* _THE EXERCISE_
Pull every line containing "cube" out of the material below.
------------------------------------------------------------------------
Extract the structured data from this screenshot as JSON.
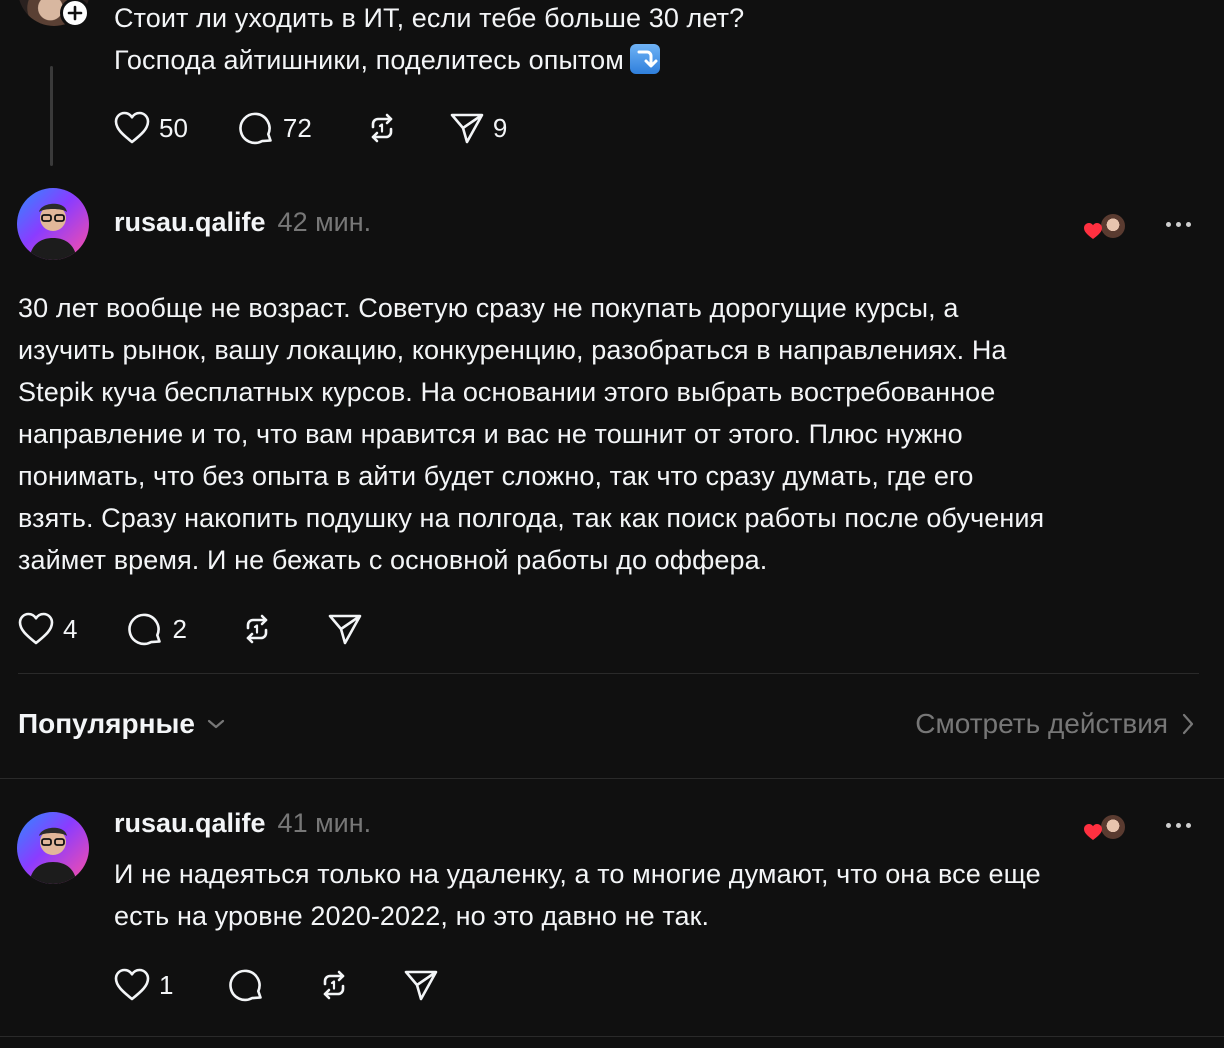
{
  "original_post": {
    "text_line1": "Стоит ли уходить в ИТ, если тебе больше 30 лет?",
    "text_line2": "Господа айтишники, поделитесь опытом",
    "likes": "50",
    "comments": "72",
    "shares": "9"
  },
  "reply1": {
    "username": "rusau.qalife",
    "time": "42 мин.",
    "lines": [
      "30 лет вообще не возраст. Советую сразу не покупать дорогущие курсы, а",
      "изучить рынок, вашу локацию, конкуренцию, разобраться в направлениях. На",
      "Stepik куча бесплатных курсов. На основании этого выбрать востребованное",
      "направление и то, что вам нравится и вас не тошнит от этого. Плюс нужно",
      "понимать, что без опыта в айти будет сложно, так что сразу думать, где его",
      "взять. Сразу накопить подушку на полгода, так как поиск работы после обучения",
      "займет время. И не бежать с основной работы до оффера."
    ],
    "likes": "4",
    "comments": "2"
  },
  "sort_bar": {
    "sort_label": "Популярные",
    "see_actions": "Смотреть действия"
  },
  "reply2": {
    "username": "rusau.qalife",
    "time": "41 мин.",
    "lines": [
      "И не надеяться только на удаленку, а то многие думают, что она все еще",
      "есть на уровне 2020-2022, но это давно не так."
    ],
    "likes": "1"
  },
  "colors": {
    "background": "#101010",
    "text": "#f3f5f7",
    "muted": "#777777",
    "heart_red": "#ff3040"
  }
}
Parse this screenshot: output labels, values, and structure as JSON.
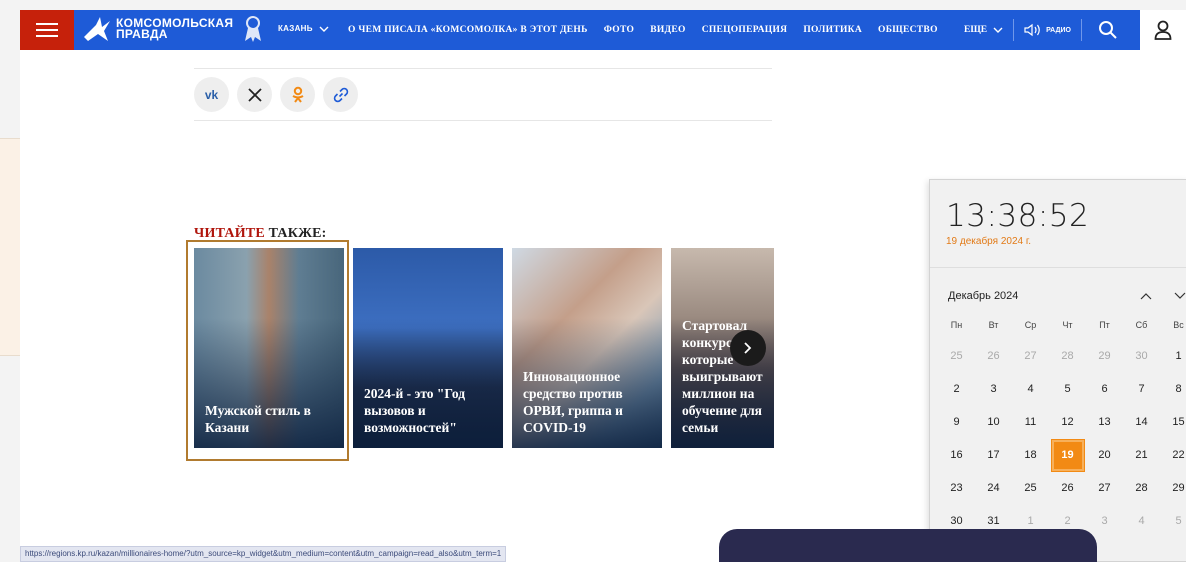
{
  "nav": {
    "logo_line1": "КОМСОМОЛЬСКАЯ",
    "logo_line2": "ПРАВДА",
    "region": "КАЗАНЬ",
    "links": [
      "О ЧЕМ ПИСАЛА «КОМСОМОЛКА» В ЭТОТ ДЕНЬ",
      "ФОТО",
      "ВИДЕО",
      "СПЕЦОПЕРАЦИЯ",
      "ПОЛИТИКА",
      "ОБЩЕСТВО"
    ],
    "more": "ЕЩЕ",
    "radio": "РАДИО"
  },
  "share": {
    "buttons": [
      {
        "icon": "vk-icon",
        "label": "vk"
      },
      {
        "icon": "x-icon",
        "label": "𝕏"
      },
      {
        "icon": "odnoklassniki-icon",
        "label": "ok"
      },
      {
        "icon": "link-icon",
        "label": "link"
      }
    ]
  },
  "read_also": {
    "heading_red": "ЧИТАЙТЕ",
    "heading_dark": "ТАКЖЕ:",
    "cards": [
      {
        "title": "Мужской стиль в Казани"
      },
      {
        "title": "2024-й - это \"Год вызовов и возможностей\""
      },
      {
        "title": "Инновационное средство против ОРВИ, гриппа и COVID-19"
      },
      {
        "title": "Стартовал конкурс, которые выигрывают миллион на обучение для семьи"
      }
    ]
  },
  "clock": {
    "time": "13:38:52",
    "date": "19 декабря 2024 г.",
    "month": "Декабрь 2024",
    "weekdays": [
      "Пн",
      "Вт",
      "Ср",
      "Чт",
      "Пт",
      "Сб",
      "Вс"
    ],
    "weeks": [
      [
        "25",
        "26",
        "27",
        "28",
        "29",
        "30",
        "1"
      ],
      [
        "2",
        "3",
        "4",
        "5",
        "6",
        "7",
        "8"
      ],
      [
        "9",
        "10",
        "11",
        "12",
        "13",
        "14",
        "15"
      ],
      [
        "16",
        "17",
        "18",
        "19",
        "20",
        "21",
        "22"
      ],
      [
        "23",
        "24",
        "25",
        "26",
        "27",
        "28",
        "29"
      ],
      [
        "30",
        "31",
        "1",
        "2",
        "3",
        "4",
        "5"
      ]
    ],
    "today": "19"
  },
  "status_url": "https://regions.kp.ru/kazan/millionaires-home/?utm_source=kp_widget&utm_medium=content&utm_campaign=read_also&utm_term=1",
  "colors": {
    "nav_blue": "#1e5bd7",
    "brand_red": "#c6210b",
    "today_orange": "#f28a14"
  }
}
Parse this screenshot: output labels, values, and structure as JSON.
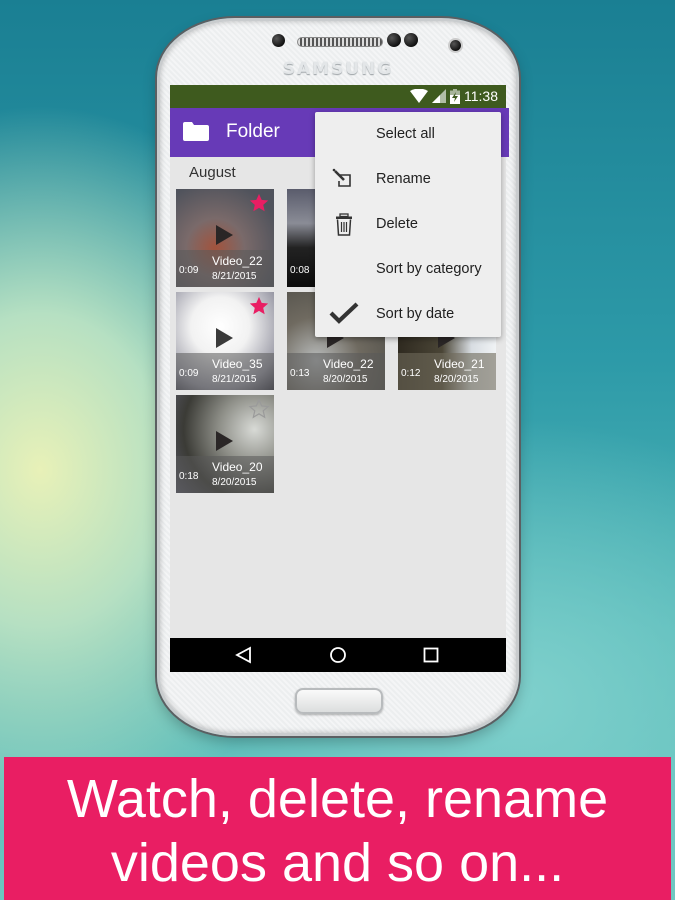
{
  "device": {
    "brand": "SAMSUNG"
  },
  "status_bar": {
    "time": "11:38",
    "icons": [
      "wifi-icon",
      "signal-icon",
      "battery-charging-icon"
    ],
    "color": "#3e5a1e"
  },
  "app_bar": {
    "icon": "folder-icon",
    "title": "Folder",
    "color": "#673ab7"
  },
  "section": {
    "label": "August"
  },
  "videos": [
    {
      "name": "Video_22",
      "date": "8/21/2015",
      "duration": "0:09",
      "favorite": true
    },
    {
      "name": "",
      "date": "",
      "duration": "0:08",
      "favorite": false
    },
    {
      "name": "Video_35",
      "date": "8/21/2015",
      "duration": "0:09",
      "favorite": true
    },
    {
      "name": "Video_22",
      "date": "8/20/2015",
      "duration": "0:13",
      "favorite": false
    },
    {
      "name": "Video_21",
      "date": "8/20/2015",
      "duration": "0:12",
      "favorite": false
    },
    {
      "name": "Video_20",
      "date": "8/20/2015",
      "duration": "0:18",
      "favorite": false
    }
  ],
  "menu": {
    "items": [
      {
        "label": "Select all",
        "icon": ""
      },
      {
        "label": "Rename",
        "icon": "rename-icon"
      },
      {
        "label": "Delete",
        "icon": "trash-icon"
      },
      {
        "label": "Sort by category",
        "icon": ""
      },
      {
        "label": "Sort by date",
        "icon": "checkmark-icon",
        "checked": true
      }
    ]
  },
  "nav_bar": {
    "buttons": [
      "back-icon",
      "home-icon",
      "recents-icon"
    ]
  },
  "banner": {
    "line1": "Watch, delete, rename",
    "line2": "videos and so on...",
    "color": "#e91e63"
  },
  "colors": {
    "favorite_star": "#e91e63"
  }
}
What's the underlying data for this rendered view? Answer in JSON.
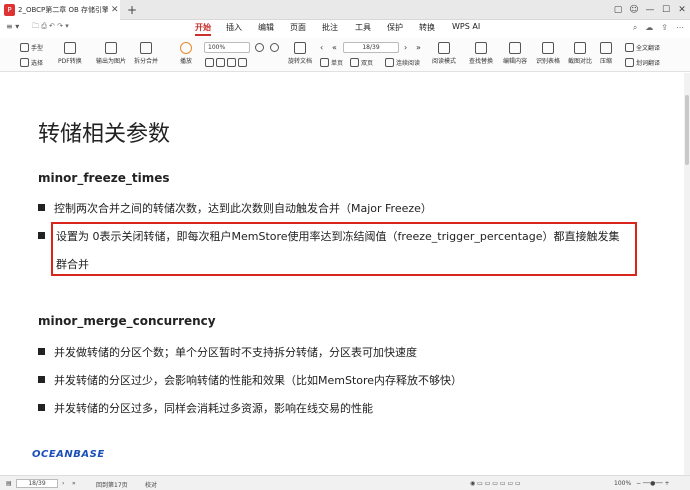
{
  "window": {
    "tab_title": "2_OBCP第二章 OB 存储引擎..."
  },
  "ribbon": {
    "tabs": [
      "开始",
      "插入",
      "编辑",
      "页面",
      "批注",
      "工具",
      "保护",
      "转换",
      "WPS AI"
    ],
    "active_tab": "开始"
  },
  "toolbar": {
    "hand_label": "手型",
    "select_label": "选择",
    "pdf_convert": "PDF转换",
    "export_image": "输出为图片",
    "split_merge": "拆分合并",
    "play": "播放",
    "zoom_value": "100%",
    "rotate_doc": "旋转文档",
    "single_page": "单页",
    "double_page": "双页",
    "continuous": "连续阅读",
    "read_mode": "阅读模式",
    "page_value": "18/39",
    "find_replace": "查找替换",
    "edit_content": "编辑内容",
    "recognize_table": "识别表格",
    "screenshot_compare": "截图对比",
    "compress": "压缩",
    "full_translate": "全文翻译",
    "word_translate": "划词翻译"
  },
  "slide": {
    "title": "转储相关参数",
    "section1": "minor_freeze_times",
    "bullets1": [
      "控制两次合并之间的转储次数，达到此次数则自动触发合并（Major Freeze）",
      "设置为 0表示关闭转储，即每次租户MemStore使用率达到冻结阈值（freeze_trigger_percentage）都直接触发集",
      "群合并"
    ],
    "section2": "minor_merge_concurrency",
    "bullets2": [
      "并发做转储的分区个数；单个分区暂时不支持拆分转储，分区表可加快速度",
      "并发转储的分区过少，会影响转储的性能和效果（比如MemStore内存释放不够快）",
      "并发转储的分区过多，同样会消耗过多资源，影响在线交易的性能"
    ],
    "logo": "OCEANBASE",
    "highlight_color": "#d9251e"
  },
  "status": {
    "page": "18/39",
    "back_to": "回到第17页",
    "proofread": "校对",
    "zoom": "100%"
  }
}
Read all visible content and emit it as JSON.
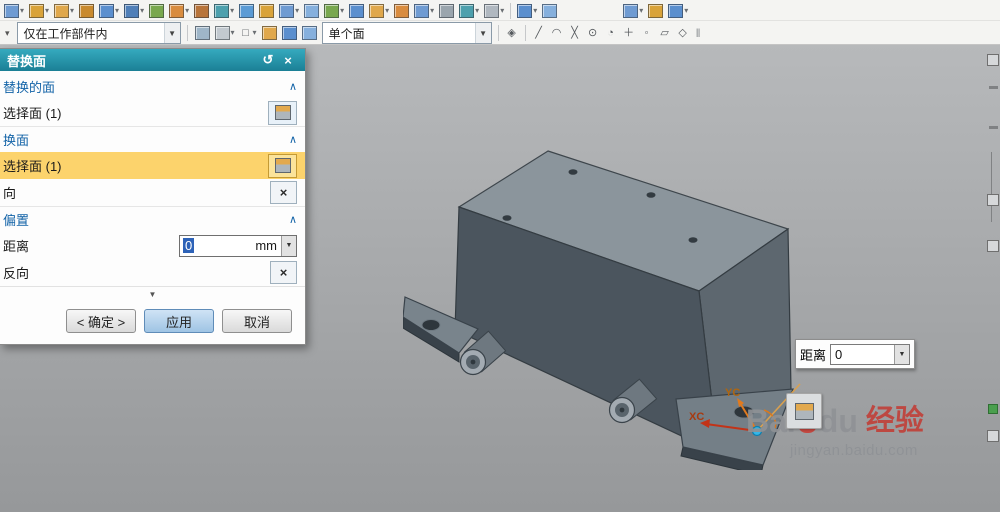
{
  "icons": {
    "close": "×",
    "reset": "↺",
    "collapse": "∧",
    "dropdown": "▼",
    "small_caret": "▾",
    "more_row": "▼",
    "reverse": "×",
    "grip": "‖"
  },
  "toolbars": {
    "row1": [
      {
        "name": "datum-plane-icon",
        "color": "#6f9bd2",
        "caret": true
      },
      {
        "name": "sketch-icon",
        "color": "#d9a33a",
        "caret": true
      },
      {
        "name": "extrude-icon",
        "color": "#e0a84c",
        "caret": true
      },
      {
        "name": "revolve-icon",
        "color": "#c98a2e"
      },
      {
        "name": "block-icon",
        "color": "#5b8fce",
        "caret": true
      },
      {
        "name": "hole-icon",
        "color": "#4f7fb8",
        "caret": true
      },
      {
        "name": "rib-icon",
        "color": "#79a84e"
      },
      {
        "name": "unite-icon",
        "color": "#d98c3f",
        "caret": true
      },
      {
        "name": "subtract-icon",
        "color": "#b8743a"
      },
      {
        "name": "edge-blend-icon",
        "color": "#4da0ad",
        "caret": true
      },
      {
        "name": "chamfer-icon",
        "color": "#5b9bd5"
      },
      {
        "name": "shell-icon",
        "color": "#d9a33a"
      },
      {
        "name": "trim-body-icon",
        "color": "#6f9bd2",
        "caret": true
      },
      {
        "name": "split-body-icon",
        "color": "#86b0dd"
      },
      {
        "name": "pattern-feature-icon",
        "color": "#79a84e",
        "caret": true
      },
      {
        "name": "mirror-feature-icon",
        "color": "#5b8fce"
      },
      {
        "name": "offset-face-icon",
        "color": "#e0a84c",
        "caret": true
      },
      {
        "name": "replace-face-icon",
        "color": "#d98c3f"
      },
      {
        "name": "move-face-icon",
        "color": "#6f9bd2",
        "caret": true
      },
      {
        "name": "delete-face-icon",
        "color": "#9aa5ad"
      },
      {
        "name": "synchronous-modeling-icon",
        "color": "#4da0ad",
        "caret": true
      },
      {
        "name": "measure-icon",
        "color": "#b0b8c0",
        "caret": true
      },
      {
        "sep": true
      },
      {
        "name": "view-orient-icon",
        "color": "#5b8fce",
        "caret": true
      },
      {
        "name": "render-style-icon",
        "color": "#86b0dd"
      },
      {
        "spacer": true
      },
      {
        "name": "window-icon",
        "color": "#6f9bd2",
        "caret": true
      },
      {
        "name": "assembly-icon",
        "color": "#d9a33a"
      },
      {
        "name": "more-tools-icon",
        "color": "#5b8fce",
        "caret": true
      }
    ],
    "row2": {
      "scope_combo_value": "仅在工作部件内",
      "face_rule_combo_value": "单个面",
      "pre_icons": [
        {
          "name": "selection-scope-icon",
          "color": "#9fb6c8"
        },
        {
          "name": "snap-settings-icon",
          "color": "#c2c9cf",
          "caret": true
        },
        {
          "name": "dashed-rect-icon",
          "glyph": "□",
          "caret": true
        },
        {
          "name": "work-part-cube-icon",
          "color": "#e0a84c"
        },
        {
          "name": "displayed-part-cube-icon",
          "color": "#5b8fce"
        },
        {
          "name": "component-cube-icon",
          "color": "#86b0dd"
        }
      ],
      "post_icons": [
        {
          "name": "highlight-face-icon",
          "glyph": "◈"
        },
        {
          "sep": true
        },
        {
          "name": "snap-endpoint-icon",
          "glyph": "╱"
        },
        {
          "name": "snap-midpoint-icon",
          "glyph": "◠"
        },
        {
          "name": "snap-intersection-icon",
          "glyph": "╳"
        },
        {
          "name": "snap-arc-center-icon",
          "glyph": "⊙"
        },
        {
          "name": "snap-quadrant-icon",
          "glyph": "◔"
        },
        {
          "name": "snap-point-icon",
          "glyph": "＋"
        },
        {
          "name": "snap-on-curve-icon",
          "glyph": "◦"
        },
        {
          "name": "snap-on-face-icon",
          "glyph": "▱"
        },
        {
          "name": "snap-grid-icon",
          "glyph": "◇"
        }
      ]
    }
  },
  "dialog": {
    "title": "替换面",
    "section_faces_to_replace": "替换的面",
    "select_face_1": "选择面 (1)",
    "section_replacement_face": "换面",
    "select_face_2": "选择面 (1)",
    "reverse_direction_label": "向",
    "section_offset": "偏置",
    "distance_label": "距离",
    "distance_value": "0",
    "distance_unit": "mm",
    "reverse_label": "反向",
    "ok_button": "< 确定 >",
    "apply_button": "应用",
    "cancel_button": "取消"
  },
  "viewport": {
    "distance_popup": {
      "label": "距离",
      "value": "0"
    },
    "triad": {
      "x_label": "XC",
      "y_label": "YC"
    },
    "watermark": {
      "brand_prefix": "Bai",
      "brand_suffix": "du",
      "brand_cn": "经验",
      "url": "jingyan.baidu.com"
    }
  }
}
------------------------------------------------------------------------
* _COMPLETE RESPONSE_
          "name": "work-part-cube-icon",
          "name": "displayed-part-cube-icon",
          "name": "component-cube-icon",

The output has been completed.